[Data entries]
★ ★ ★
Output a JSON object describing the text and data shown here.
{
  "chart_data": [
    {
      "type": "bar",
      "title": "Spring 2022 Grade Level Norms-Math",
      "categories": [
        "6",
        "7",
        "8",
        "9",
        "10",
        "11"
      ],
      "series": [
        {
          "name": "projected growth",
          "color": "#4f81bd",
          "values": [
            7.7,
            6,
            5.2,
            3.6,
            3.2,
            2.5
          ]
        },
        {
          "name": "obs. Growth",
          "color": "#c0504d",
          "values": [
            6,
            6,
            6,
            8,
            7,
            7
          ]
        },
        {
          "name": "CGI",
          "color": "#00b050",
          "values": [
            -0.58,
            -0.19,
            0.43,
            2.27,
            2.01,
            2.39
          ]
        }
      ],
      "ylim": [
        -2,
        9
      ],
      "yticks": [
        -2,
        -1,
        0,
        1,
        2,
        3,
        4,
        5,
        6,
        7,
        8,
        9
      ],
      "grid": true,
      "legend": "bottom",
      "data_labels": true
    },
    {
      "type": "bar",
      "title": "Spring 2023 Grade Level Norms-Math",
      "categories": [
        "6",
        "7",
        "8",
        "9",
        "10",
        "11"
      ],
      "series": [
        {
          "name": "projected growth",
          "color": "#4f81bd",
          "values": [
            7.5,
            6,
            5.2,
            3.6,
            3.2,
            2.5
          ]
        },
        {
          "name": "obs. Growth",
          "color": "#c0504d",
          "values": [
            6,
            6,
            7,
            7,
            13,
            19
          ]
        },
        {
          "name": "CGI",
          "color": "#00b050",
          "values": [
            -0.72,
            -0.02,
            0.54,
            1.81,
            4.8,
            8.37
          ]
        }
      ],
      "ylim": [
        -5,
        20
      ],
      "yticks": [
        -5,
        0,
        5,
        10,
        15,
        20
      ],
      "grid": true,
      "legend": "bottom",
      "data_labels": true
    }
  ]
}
★ ★ ★
[Stated task] Go back to the listing above and please repeat it exactly.

[Output for this task]
Output a JSON object describing the text and data shown here.
{
  "chart_data": [
    {
      "type": "bar",
      "title": "Spring 2022 Grade Level Norms-Math",
      "categories": [
        "6",
        "7",
        "8",
        "9",
        "10",
        "11"
      ],
      "series": [
        {
          "name": "projected growth",
          "color": "#4f81bd",
          "values": [
            7.7,
            6,
            5.2,
            3.6,
            3.2,
            2.5
          ]
        },
        {
          "name": "obs. Growth",
          "color": "#c0504d",
          "values": [
            6,
            6,
            6,
            8,
            7,
            7
          ]
        },
        {
          "name": "CGI",
          "color": "#00b050",
          "values": [
            -0.58,
            -0.19,
            0.43,
            2.27,
            2.01,
            2.39
          ]
        }
      ],
      "ylim": [
        -2,
        9
      ],
      "yticks": [
        -2,
        -1,
        0,
        1,
        2,
        3,
        4,
        5,
        6,
        7,
        8,
        9
      ],
      "grid": true,
      "legend": "bottom",
      "data_labels": true
    },
    {
      "type": "bar",
      "title": "Spring 2023 Grade Level Norms-Math",
      "categories": [
        "6",
        "7",
        "8",
        "9",
        "10",
        "11"
      ],
      "series": [
        {
          "name": "projected growth",
          "color": "#4f81bd",
          "values": [
            7.5,
            6,
            5.2,
            3.6,
            3.2,
            2.5
          ]
        },
        {
          "name": "obs. Growth",
          "color": "#c0504d",
          "values": [
            6,
            6,
            7,
            7,
            13,
            19
          ]
        },
        {
          "name": "CGI",
          "color": "#00b050",
          "values": [
            -0.72,
            -0.02,
            0.54,
            1.81,
            4.8,
            8.37
          ]
        }
      ],
      "ylim": [
        -5,
        20
      ],
      "yticks": [
        -5,
        0,
        5,
        10,
        15,
        20
      ],
      "grid": true,
      "legend": "bottom",
      "data_labels": true
    }
  ]
}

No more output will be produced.